Try it |
Return the data below in full, exactly as it stands.

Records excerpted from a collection
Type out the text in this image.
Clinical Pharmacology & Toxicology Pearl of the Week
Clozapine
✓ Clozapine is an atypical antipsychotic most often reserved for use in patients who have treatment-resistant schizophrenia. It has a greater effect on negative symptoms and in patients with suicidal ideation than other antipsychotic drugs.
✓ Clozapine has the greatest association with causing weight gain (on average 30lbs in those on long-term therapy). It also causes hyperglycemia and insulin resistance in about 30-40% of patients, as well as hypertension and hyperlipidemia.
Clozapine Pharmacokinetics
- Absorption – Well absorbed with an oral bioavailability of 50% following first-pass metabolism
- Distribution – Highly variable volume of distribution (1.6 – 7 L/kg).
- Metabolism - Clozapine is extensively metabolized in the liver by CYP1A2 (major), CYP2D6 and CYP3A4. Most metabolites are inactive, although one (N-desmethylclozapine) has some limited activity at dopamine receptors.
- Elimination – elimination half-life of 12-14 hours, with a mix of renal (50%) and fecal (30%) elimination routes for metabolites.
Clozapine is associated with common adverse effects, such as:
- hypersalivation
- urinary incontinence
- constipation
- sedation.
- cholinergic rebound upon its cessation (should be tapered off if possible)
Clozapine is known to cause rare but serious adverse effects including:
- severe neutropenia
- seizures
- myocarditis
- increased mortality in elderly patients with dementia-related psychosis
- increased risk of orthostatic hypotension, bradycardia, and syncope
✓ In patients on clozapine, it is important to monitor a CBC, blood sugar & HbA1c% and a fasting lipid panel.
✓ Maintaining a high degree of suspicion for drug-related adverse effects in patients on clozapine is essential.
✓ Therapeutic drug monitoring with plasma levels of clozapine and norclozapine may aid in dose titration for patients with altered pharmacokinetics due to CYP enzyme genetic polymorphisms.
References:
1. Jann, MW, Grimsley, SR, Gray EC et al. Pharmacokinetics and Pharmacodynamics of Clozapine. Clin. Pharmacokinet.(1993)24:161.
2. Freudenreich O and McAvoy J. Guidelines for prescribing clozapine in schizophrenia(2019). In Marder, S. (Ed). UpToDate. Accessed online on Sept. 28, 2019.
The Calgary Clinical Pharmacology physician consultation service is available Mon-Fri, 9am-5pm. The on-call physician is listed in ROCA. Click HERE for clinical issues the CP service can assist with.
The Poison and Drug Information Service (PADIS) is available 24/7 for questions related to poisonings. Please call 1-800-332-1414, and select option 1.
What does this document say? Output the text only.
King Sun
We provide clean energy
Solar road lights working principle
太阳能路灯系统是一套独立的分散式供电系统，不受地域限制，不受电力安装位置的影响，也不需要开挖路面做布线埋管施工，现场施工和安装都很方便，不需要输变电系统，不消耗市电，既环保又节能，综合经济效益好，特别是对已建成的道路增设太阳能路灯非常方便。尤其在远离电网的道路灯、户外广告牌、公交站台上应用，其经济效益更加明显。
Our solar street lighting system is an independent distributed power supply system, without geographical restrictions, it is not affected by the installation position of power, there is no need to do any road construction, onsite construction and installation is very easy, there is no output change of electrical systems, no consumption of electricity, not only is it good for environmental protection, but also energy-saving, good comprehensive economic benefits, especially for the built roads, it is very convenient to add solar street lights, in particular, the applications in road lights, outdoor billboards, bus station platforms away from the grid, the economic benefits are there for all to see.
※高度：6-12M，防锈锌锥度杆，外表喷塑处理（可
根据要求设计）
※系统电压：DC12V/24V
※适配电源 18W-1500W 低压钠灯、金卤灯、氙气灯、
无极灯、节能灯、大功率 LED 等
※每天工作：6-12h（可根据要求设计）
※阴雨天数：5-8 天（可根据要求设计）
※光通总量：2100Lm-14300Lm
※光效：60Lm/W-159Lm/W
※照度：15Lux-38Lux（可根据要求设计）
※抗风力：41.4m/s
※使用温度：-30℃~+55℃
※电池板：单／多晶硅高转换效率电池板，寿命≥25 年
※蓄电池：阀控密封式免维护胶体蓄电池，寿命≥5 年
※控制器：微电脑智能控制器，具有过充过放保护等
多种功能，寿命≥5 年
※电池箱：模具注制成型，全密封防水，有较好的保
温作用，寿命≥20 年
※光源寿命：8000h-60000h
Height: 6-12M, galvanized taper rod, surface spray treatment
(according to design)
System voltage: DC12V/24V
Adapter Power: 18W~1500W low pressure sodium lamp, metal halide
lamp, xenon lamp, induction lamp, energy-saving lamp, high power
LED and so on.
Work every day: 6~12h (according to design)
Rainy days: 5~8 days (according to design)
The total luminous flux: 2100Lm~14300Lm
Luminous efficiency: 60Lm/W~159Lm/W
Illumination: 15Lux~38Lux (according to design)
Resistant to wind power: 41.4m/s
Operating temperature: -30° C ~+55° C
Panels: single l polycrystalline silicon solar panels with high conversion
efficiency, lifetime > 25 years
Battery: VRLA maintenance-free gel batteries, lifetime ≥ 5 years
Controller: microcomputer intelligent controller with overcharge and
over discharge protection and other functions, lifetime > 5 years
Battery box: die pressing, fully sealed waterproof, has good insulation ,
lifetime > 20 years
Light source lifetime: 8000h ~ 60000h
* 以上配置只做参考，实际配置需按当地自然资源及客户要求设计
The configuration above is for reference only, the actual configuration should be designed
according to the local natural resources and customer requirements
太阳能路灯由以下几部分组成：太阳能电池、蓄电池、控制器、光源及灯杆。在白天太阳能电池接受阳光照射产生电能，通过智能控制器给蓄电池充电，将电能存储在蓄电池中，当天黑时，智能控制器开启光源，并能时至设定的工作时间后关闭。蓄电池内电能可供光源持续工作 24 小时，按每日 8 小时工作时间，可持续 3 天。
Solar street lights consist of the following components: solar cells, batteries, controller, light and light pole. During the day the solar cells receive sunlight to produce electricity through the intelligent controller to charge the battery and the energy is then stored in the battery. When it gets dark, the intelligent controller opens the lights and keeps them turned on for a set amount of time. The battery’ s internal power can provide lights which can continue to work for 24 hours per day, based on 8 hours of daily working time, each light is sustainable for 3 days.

Task answer |
Type out the text in this image.
Clinical Pharmacology & Toxicology Pearl of the Week
Clozapine
✓ Clozapine is an atypical antipsychotic most often reserved for use in patients who have treatment-resistant schizophrenia. It has a greater effect on negative symptoms and in patients with suicidal ideation than other antipsychotic drugs.
✓ Clozapine has the greatest association with causing weight gain (on average 30lbs in those on long-term therapy). It also causes hyperglycemia and insulin resistance in about 30-40% of patients, as well as hypertension and hyperlipidemia.
Clozapine Pharmacokinetics
- Absorption – Well absorbed with an oral bioavailability of 50% following first-pass metabolism
- Distribution – Highly variable volume of distribution (1.6 – 7 L/kg).
- Metabolism - Clozapine is extensively metabolized in the liver by CYP1A2 (major), CYP2D6 and CYP3A4. Most metabolites are inactive, although one (N-desmethylclozapine) has some limited activity at dopamine receptors.
- Elimination – elimination half-life of 12-14 hours, with a mix of renal (50%) and fecal (30%) elimination routes for metabolites.
Clozapine is associated with common adverse effects, such as:
- hypersalivation
- urinary incontinence
- constipation
- sedation.
- cholinergic rebound upon its cessation (should be tapered off if possible)
Clozapine is known to cause rare but serious adverse effects including:
- severe neutropenia
- seizures
- myocarditis
- increased mortality in elderly patients with dementia-related psychosis
- increased risk of orthostatic hypotension, bradycardia, and syncope
✓ In patients on clozapine, it is important to monitor a CBC, blood sugar & HbA1c% and a fasting lipid panel.
✓ Maintaining a high degree of suspicion for drug-related adverse effects in patients on clozapine is essential.
✓ Therapeutic drug monitoring with plasma levels of clozapine and norclozapine may aid in dose titration for patients with altered pharmacokinetics due to CYP enzyme genetic polymorphisms.
References:
1. Jann, MW, Grimsley, SR, Gray EC et al. Pharmacokinetics and Pharmacodynamics of Clozapine. Clin. Pharmacokinet.(1993)24:161.
2. Freudenreich O and McAvoy J. Guidelines for prescribing clozapine in schizophrenia(2019). In Marder, S. (Ed). UpToDate. Accessed online on Sept. 28, 2019.
The Calgary Clinical Pharmacology physician consultation service is available Mon-Fri, 9am-5pm. The on-call physician is listed in ROCA. Click HERE for clinical issues the CP service can assist with.
The Poison and Drug Information Service (PADIS) is available 24/7 for questions related to poisonings. Please call 1-800-332-1414, and select option 1.
What does this document say? Output the text only.
King Sun
We provide clean energy
Solar road lights working principle
太阳能路灯系统是一套独立的分散式供电系统，不受地域限制，不受电力安装位置的影响，也不需要开挖路面做布线埋管施工，现场施工和安装都很方便，不需要输变电系统，不消耗市电，既环保又节能，综合经济效益好，特别是对已建成的道路增设太阳能路灯非常方便。尤其在远离电网的道路灯、户外广告牌、公交站台上应用，其经济效益更加明显。
Our solar street lighting system is an independent distributed power supply system, without geographical restrictions, it is not affected by the installation position of power, there is no need to do any road construction, onsite construction and installation is very easy, there is no output change of electrical systems, no consumption of electricity, not only is it good for environmental protection, but also energy-saving, good comprehensive economic benefits, especially for the built roads, it is very convenient to add solar street lights, in particular, the applications in road lights, outdoor billboards, bus station platforms away from the grid, the economic benefits are there for all to see.
※高度：6-12M，防锈锌锥度杆，外表喷塑处理（可
根据要求设计）
※系统电压：DC12V/24V
※适配电源 18W-1500W 低压钠灯、金卤灯、氙气灯、
无极灯、节能灯、大功率 LED 等
※每天工作：6-12h（可根据要求设计）
※阴雨天数：5-8 天（可根据要求设计）
※光通总量：2100Lm-14300Lm
※光效：60Lm/W-159Lm/W
※照度：15Lux-38Lux（可根据要求设计）
※抗风力：41.4m/s
※使用温度：-30℃~+55℃
※电池板：单／多晶硅高转换效率电池板，寿命≥25 年
※蓄电池：阀控密封式免维护胶体蓄电池，寿命≥5 年
※控制器：微电脑智能控制器，具有过充过放保护等
多种功能，寿命≥5 年
※电池箱：模具注制成型，全密封防水，有较好的保
温作用，寿命≥20 年
※光源寿命：8000h-60000h
Height: 6-12M, galvanized taper rod, surface spray treatment
(according to design)
System voltage: DC12V/24V
Adapter Power: 18W~1500W low pressure sodium lamp, metal halide
lamp, xenon lamp, induction lamp, energy-saving lamp, high power
LED and so on.
Work every day: 6~12h (according to design)
Rainy days: 5~8 days (according to design)
The total luminous flux: 2100Lm~14300Lm
Luminous efficiency: 60Lm/W~159Lm/W
Illumination: 15Lux~38Lux (according to design)
Resistant to wind power: 41.4m/s
Operating temperature: -30° C ~+55° C
Panels: single l polycrystalline silicon solar panels with high conversion
efficiency, lifetime > 25 years
Battery: VRLA maintenance-free gel batteries, lifetime ≥ 5 years
Controller: microcomputer intelligent controller with overcharge and
over discharge protection and other functions, lifetime > 5 years
Battery box: die pressing, fully sealed waterproof, has good insulation ,
lifetime > 20 years
Light source lifetime: 8000h ~ 60000h
* 以上配置只做参考，实际配置需按当地自然资源及客户要求设计
The configuration above is for reference only, the actual configuration should be designed
according to the local natural resources and customer requirements
太阳能路灯由以下几部分组成：太阳能电池、蓄电池、控制器、光源及灯杆。在白天太阳能电池接受阳光照射产生电能，通过智能控制器给蓄电池充电，将电能存储在蓄电池中，当天黑时，智能控制器开启光源，并能时至设定的工作时间后关闭。蓄电池内电能可供光源持续工作 24 小时，按每日 8 小时工作时间，可持续 3 天。
Solar street lights consist of the following components: solar cells, batteries, controller, light and light pole. During the day the solar cells receive sunlight to produce electricity through the intelligent controller to charge the battery and the energy is then stored in the battery. When it gets dark, the intelligent controller opens the lights and keeps them turned on for a set amount of time. The battery’ s internal power can provide lights which can continue to work for 24 hours per day, based on 8 hours of daily working time, each light is sustainable for 3 days.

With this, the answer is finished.